▶ [Task objective]: The listing beneath should be written out in full, exactly as shown.

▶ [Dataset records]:

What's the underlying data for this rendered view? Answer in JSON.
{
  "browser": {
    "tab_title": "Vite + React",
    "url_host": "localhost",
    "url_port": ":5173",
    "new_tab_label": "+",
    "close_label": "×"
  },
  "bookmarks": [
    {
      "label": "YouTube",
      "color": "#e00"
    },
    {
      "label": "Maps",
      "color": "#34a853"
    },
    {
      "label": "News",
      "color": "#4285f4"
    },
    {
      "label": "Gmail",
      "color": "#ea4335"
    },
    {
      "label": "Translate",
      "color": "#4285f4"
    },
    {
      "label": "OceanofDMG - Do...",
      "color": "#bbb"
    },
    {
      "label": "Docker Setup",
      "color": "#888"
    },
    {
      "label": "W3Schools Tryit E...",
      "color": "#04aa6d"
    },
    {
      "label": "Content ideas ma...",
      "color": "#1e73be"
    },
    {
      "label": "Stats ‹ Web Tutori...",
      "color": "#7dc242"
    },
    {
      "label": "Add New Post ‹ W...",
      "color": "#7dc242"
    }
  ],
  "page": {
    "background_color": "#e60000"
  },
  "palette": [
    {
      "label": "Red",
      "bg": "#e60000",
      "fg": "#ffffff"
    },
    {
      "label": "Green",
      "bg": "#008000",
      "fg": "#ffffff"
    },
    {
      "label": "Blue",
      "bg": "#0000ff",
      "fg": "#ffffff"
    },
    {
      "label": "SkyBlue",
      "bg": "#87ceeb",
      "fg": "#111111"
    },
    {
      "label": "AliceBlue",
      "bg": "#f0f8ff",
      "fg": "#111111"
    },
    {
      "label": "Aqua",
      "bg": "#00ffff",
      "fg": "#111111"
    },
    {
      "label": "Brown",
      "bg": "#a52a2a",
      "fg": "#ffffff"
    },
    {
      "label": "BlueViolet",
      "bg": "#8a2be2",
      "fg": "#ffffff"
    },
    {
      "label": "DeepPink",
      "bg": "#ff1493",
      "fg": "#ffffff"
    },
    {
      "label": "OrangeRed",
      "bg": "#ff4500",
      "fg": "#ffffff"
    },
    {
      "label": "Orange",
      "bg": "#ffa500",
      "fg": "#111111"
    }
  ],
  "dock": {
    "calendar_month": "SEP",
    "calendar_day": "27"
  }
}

▶ [The completed task]:
What's the underlying data for this rendered view? Answer in JSON.
{
  "browser": {
    "tab_title": "Vite + React",
    "url_host": "localhost",
    "url_port": ":5173",
    "new_tab_label": "+",
    "close_label": "×"
  },
  "bookmarks": [
    {
      "label": "YouTube",
      "color": "#e00"
    },
    {
      "label": "Maps",
      "color": "#34a853"
    },
    {
      "label": "News",
      "color": "#4285f4"
    },
    {
      "label": "Gmail",
      "color": "#ea4335"
    },
    {
      "label": "Translate",
      "color": "#4285f4"
    },
    {
      "label": "OceanofDMG - Do...",
      "color": "#bbb"
    },
    {
      "label": "Docker Setup",
      "color": "#888"
    },
    {
      "label": "W3Schools Tryit E...",
      "color": "#04aa6d"
    },
    {
      "label": "Content ideas ma...",
      "color": "#1e73be"
    },
    {
      "label": "Stats ‹ Web Tutori...",
      "color": "#7dc242"
    },
    {
      "label": "Add New Post ‹ W...",
      "color": "#7dc242"
    }
  ],
  "page": {
    "background_color": "#e60000"
  },
  "palette": [
    {
      "label": "Red",
      "bg": "#e60000",
      "fg": "#ffffff"
    },
    {
      "label": "Green",
      "bg": "#008000",
      "fg": "#ffffff"
    },
    {
      "label": "Blue",
      "bg": "#0000ff",
      "fg": "#ffffff"
    },
    {
      "label": "SkyBlue",
      "bg": "#87ceeb",
      "fg": "#111111"
    },
    {
      "label": "AliceBlue",
      "bg": "#f0f8ff",
      "fg": "#111111"
    },
    {
      "label": "Aqua",
      "bg": "#00ffff",
      "fg": "#111111"
    },
    {
      "label": "Brown",
      "bg": "#a52a2a",
      "fg": "#ffffff"
    },
    {
      "label": "BlueViolet",
      "bg": "#8a2be2",
      "fg": "#ffffff"
    },
    {
      "label": "DeepPink",
      "bg": "#ff1493",
      "fg": "#ffffff"
    },
    {
      "label": "OrangeRed",
      "bg": "#ff4500",
      "fg": "#ffffff"
    },
    {
      "label": "Orange",
      "bg": "#ffa500",
      "fg": "#111111"
    }
  ],
  "dock": {
    "calendar_month": "SEP",
    "calendar_day": "27"
  }
}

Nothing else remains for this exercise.